▶ _Dataset records_:
— BEGIN —
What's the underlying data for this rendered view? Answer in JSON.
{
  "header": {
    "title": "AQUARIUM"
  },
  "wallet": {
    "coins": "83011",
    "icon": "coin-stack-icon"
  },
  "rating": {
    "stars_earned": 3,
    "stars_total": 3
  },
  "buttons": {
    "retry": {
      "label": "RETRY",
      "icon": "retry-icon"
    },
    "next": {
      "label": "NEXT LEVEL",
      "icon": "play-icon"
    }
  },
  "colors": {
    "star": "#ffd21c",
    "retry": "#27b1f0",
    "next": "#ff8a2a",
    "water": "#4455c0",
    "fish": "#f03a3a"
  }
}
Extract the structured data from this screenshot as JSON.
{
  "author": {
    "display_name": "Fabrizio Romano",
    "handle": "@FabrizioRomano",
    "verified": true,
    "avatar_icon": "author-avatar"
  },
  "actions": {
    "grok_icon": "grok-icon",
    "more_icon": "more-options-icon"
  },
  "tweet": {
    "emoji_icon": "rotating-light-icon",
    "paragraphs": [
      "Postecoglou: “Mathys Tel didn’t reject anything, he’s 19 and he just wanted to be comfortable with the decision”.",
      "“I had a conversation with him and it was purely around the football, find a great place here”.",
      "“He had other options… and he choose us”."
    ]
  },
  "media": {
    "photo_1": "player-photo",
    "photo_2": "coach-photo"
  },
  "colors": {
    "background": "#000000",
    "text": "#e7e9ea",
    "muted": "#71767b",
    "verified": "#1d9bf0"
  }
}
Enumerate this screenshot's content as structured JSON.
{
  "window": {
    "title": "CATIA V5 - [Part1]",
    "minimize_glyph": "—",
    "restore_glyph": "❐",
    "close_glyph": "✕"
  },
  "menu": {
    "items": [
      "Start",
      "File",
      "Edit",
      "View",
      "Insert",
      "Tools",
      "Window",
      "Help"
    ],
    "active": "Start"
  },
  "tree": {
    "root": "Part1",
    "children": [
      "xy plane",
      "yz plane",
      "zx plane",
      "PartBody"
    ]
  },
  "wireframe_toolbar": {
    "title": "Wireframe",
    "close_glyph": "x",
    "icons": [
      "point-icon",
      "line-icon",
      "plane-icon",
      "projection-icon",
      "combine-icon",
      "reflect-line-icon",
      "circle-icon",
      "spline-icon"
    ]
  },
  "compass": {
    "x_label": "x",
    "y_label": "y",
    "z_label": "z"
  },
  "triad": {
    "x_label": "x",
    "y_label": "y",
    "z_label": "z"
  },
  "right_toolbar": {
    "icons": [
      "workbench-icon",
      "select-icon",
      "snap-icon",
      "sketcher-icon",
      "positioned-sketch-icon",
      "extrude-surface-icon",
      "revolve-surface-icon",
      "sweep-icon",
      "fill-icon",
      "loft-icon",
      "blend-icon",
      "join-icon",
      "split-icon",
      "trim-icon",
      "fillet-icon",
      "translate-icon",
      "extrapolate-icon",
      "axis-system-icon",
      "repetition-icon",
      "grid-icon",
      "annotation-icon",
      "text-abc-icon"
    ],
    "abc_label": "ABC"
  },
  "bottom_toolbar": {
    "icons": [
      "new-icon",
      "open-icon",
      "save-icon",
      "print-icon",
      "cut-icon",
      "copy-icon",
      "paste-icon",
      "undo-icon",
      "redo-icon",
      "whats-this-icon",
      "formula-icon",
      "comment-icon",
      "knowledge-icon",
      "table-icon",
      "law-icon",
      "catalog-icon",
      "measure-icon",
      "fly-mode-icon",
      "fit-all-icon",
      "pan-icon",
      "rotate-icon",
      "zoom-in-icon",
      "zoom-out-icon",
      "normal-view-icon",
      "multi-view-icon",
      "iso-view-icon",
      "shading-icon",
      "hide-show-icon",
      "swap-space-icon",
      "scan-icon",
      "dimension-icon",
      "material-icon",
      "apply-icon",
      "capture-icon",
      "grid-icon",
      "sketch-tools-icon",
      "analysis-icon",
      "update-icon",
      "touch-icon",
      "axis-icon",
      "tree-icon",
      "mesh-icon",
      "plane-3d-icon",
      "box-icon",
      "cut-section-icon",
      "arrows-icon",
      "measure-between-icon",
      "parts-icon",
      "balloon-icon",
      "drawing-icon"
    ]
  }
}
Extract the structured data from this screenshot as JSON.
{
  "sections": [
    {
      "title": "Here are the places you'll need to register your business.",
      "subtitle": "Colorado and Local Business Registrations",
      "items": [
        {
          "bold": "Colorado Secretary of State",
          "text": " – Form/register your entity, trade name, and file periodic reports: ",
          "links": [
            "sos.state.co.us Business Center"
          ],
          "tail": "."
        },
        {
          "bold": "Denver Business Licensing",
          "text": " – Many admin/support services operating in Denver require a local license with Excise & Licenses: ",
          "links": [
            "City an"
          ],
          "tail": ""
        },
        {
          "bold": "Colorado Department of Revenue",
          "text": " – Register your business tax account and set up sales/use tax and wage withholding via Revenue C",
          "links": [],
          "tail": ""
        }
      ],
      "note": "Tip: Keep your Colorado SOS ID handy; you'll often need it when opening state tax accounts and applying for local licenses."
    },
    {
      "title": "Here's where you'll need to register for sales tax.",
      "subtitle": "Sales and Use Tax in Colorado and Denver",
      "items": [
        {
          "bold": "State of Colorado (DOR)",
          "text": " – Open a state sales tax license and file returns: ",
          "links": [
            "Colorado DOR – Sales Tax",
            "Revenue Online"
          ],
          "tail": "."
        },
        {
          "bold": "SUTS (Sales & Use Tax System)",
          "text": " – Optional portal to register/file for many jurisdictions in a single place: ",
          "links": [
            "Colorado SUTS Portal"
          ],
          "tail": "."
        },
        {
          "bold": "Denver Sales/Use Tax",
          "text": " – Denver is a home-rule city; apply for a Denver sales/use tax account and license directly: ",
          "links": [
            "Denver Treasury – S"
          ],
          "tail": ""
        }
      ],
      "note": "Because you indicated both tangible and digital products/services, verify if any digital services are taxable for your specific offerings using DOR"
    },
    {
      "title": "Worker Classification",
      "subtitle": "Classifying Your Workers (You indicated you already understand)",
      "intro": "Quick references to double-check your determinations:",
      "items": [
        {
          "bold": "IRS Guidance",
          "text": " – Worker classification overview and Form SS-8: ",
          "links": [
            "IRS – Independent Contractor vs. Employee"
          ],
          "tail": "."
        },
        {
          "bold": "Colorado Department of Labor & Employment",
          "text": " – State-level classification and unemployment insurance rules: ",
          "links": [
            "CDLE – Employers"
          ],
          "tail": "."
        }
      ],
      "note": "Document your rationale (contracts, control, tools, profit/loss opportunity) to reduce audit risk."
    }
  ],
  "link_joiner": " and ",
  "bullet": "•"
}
— END —
▶ _Exercise instructions_: Copy the records above exactly.

▶ _Output of the exercise_:
What's the underlying data for this rendered view? Answer in JSON.
{
  "header": {
    "title": "AQUARIUM"
  },
  "wallet": {
    "coins": "83011",
    "icon": "coin-stack-icon"
  },
  "rating": {
    "stars_earned": 3,
    "stars_total": 3
  },
  "buttons": {
    "retry": {
      "label": "RETRY",
      "icon": "retry-icon"
    },
    "next": {
      "label": "NEXT LEVEL",
      "icon": "play-icon"
    }
  },
  "colors": {
    "star": "#ffd21c",
    "retry": "#27b1f0",
    "next": "#ff8a2a",
    "water": "#4455c0",
    "fish": "#f03a3a"
  }
}
Extract the structured data from this screenshot as JSON.
{
  "author": {
    "display_name": "Fabrizio Romano",
    "handle": "@FabrizioRomano",
    "verified": true,
    "avatar_icon": "author-avatar"
  },
  "actions": {
    "grok_icon": "grok-icon",
    "more_icon": "more-options-icon"
  },
  "tweet": {
    "emoji_icon": "rotating-light-icon",
    "paragraphs": [
      "Postecoglou: “Mathys Tel didn’t reject anything, he’s 19 and he just wanted to be comfortable with the decision”.",
      "“I had a conversation with him and it was purely around the football, find a great place here”.",
      "“He had other options… and he choose us”."
    ]
  },
  "media": {
    "photo_1": "player-photo",
    "photo_2": "coach-photo"
  },
  "colors": {
    "background": "#000000",
    "text": "#e7e9ea",
    "muted": "#71767b",
    "verified": "#1d9bf0"
  }
}
Enumerate this screenshot's content as structured JSON.
{
  "window": {
    "title": "CATIA V5 - [Part1]",
    "minimize_glyph": "—",
    "restore_glyph": "❐",
    "close_glyph": "✕"
  },
  "menu": {
    "items": [
      "Start",
      "File",
      "Edit",
      "View",
      "Insert",
      "Tools",
      "Window",
      "Help"
    ],
    "active": "Start"
  },
  "tree": {
    "root": "Part1",
    "children": [
      "xy plane",
      "yz plane",
      "zx plane",
      "PartBody"
    ]
  },
  "wireframe_toolbar": {
    "title": "Wireframe",
    "close_glyph": "x",
    "icons": [
      "point-icon",
      "line-icon",
      "plane-icon",
      "projection-icon",
      "combine-icon",
      "reflect-line-icon",
      "circle-icon",
      "spline-icon"
    ]
  },
  "compass": {
    "x_label": "x",
    "y_label": "y",
    "z_label": "z"
  },
  "triad": {
    "x_label": "x",
    "y_label": "y",
    "z_label": "z"
  },
  "right_toolbar": {
    "icons": [
      "workbench-icon",
      "select-icon",
      "snap-icon",
      "sketcher-icon",
      "positioned-sketch-icon",
      "extrude-surface-icon",
      "revolve-surface-icon",
      "sweep-icon",
      "fill-icon",
      "loft-icon",
      "blend-icon",
      "join-icon",
      "split-icon",
      "trim-icon",
      "fillet-icon",
      "translate-icon",
      "extrapolate-icon",
      "axis-system-icon",
      "repetition-icon",
      "grid-icon",
      "annotation-icon",
      "text-abc-icon"
    ],
    "abc_label": "ABC"
  },
  "bottom_toolbar": {
    "icons": [
      "new-icon",
      "open-icon",
      "save-icon",
      "print-icon",
      "cut-icon",
      "copy-icon",
      "paste-icon",
      "undo-icon",
      "redo-icon",
      "whats-this-icon",
      "formula-icon",
      "comment-icon",
      "knowledge-icon",
      "table-icon",
      "law-icon",
      "catalog-icon",
      "measure-icon",
      "fly-mode-icon",
      "fit-all-icon",
      "pan-icon",
      "rotate-icon",
      "zoom-in-icon",
      "zoom-out-icon",
      "normal-view-icon",
      "multi-view-icon",
      "iso-view-icon",
      "shading-icon",
      "hide-show-icon",
      "swap-space-icon",
      "scan-icon",
      "dimension-icon",
      "material-icon",
      "apply-icon",
      "capture-icon",
      "grid-icon",
      "sketch-tools-icon",
      "analysis-icon",
      "update-icon",
      "touch-icon",
      "axis-icon",
      "tree-icon",
      "mesh-icon",
      "plane-3d-icon",
      "box-icon",
      "cut-section-icon",
      "arrows-icon",
      "measure-between-icon",
      "parts-icon",
      "balloon-icon",
      "drawing-icon"
    ]
  }
}
Extract the structured data from this screenshot as JSON.
{
  "sections": [
    {
      "title": "Here are the places you'll need to register your business.",
      "subtitle": "Colorado and Local Business Registrations",
      "items": [
        {
          "bold": "Colorado Secretary of State",
          "text": " – Form/register your entity, trade name, and file periodic reports: ",
          "links": [
            "sos.state.co.us Business Center"
          ],
          "tail": "."
        },
        {
          "bold": "Denver Business Licensing",
          "text": " – Many admin/support services operating in Denver require a local license with Excise & Licenses: ",
          "links": [
            "City an"
          ],
          "tail": ""
        },
        {
          "bold": "Colorado Department of Revenue",
          "text": " – Register your business tax account and set up sales/use tax and wage withholding via Revenue C",
          "links": [],
          "tail": ""
        }
      ],
      "note": "Tip: Keep your Colorado SOS ID handy; you'll often need it when opening state tax accounts and applying for local licenses."
    },
    {
      "title": "Here's where you'll need to register for sales tax.",
      "subtitle": "Sales and Use Tax in Colorado and Denver",
      "items": [
        {
          "bold": "State of Colorado (DOR)",
          "text": " – Open a state sales tax license and file returns: ",
          "links": [
            "Colorado DOR – Sales Tax",
            "Revenue Online"
          ],
          "tail": "."
        },
        {
          "bold": "SUTS (Sales & Use Tax System)",
          "text": " – Optional portal to register/file for many jurisdictions in a single place: ",
          "links": [
            "Colorado SUTS Portal"
          ],
          "tail": "."
        },
        {
          "bold": "Denver Sales/Use Tax",
          "text": " – Denver is a home-rule city; apply for a Denver sales/use tax account and license directly: ",
          "links": [
            "Denver Treasury – S"
          ],
          "tail": ""
        }
      ],
      "note": "Because you indicated both tangible and digital products/services, verify if any digital services are taxable for your specific offerings using DOR"
    },
    {
      "title": "Worker Classification",
      "subtitle": "Classifying Your Workers (You indicated you already understand)",
      "intro": "Quick references to double-check your determinations:",
      "items": [
        {
          "bold": "IRS Guidance",
          "text": " – Worker classification overview and Form SS-8: ",
          "links": [
            "IRS – Independent Contractor vs. Employee"
          ],
          "tail": "."
        },
        {
          "bold": "Colorado Department of Labor & Employment",
          "text": " – State-level classification and unemployment insurance rules: ",
          "links": [
            "CDLE – Employers"
          ],
          "tail": "."
        }
      ],
      "note": "Document your rationale (contracts, control, tools, profit/loss opportunity) to reduce audit risk."
    }
  ],
  "link_joiner": " and ",
  "bullet": "•"
}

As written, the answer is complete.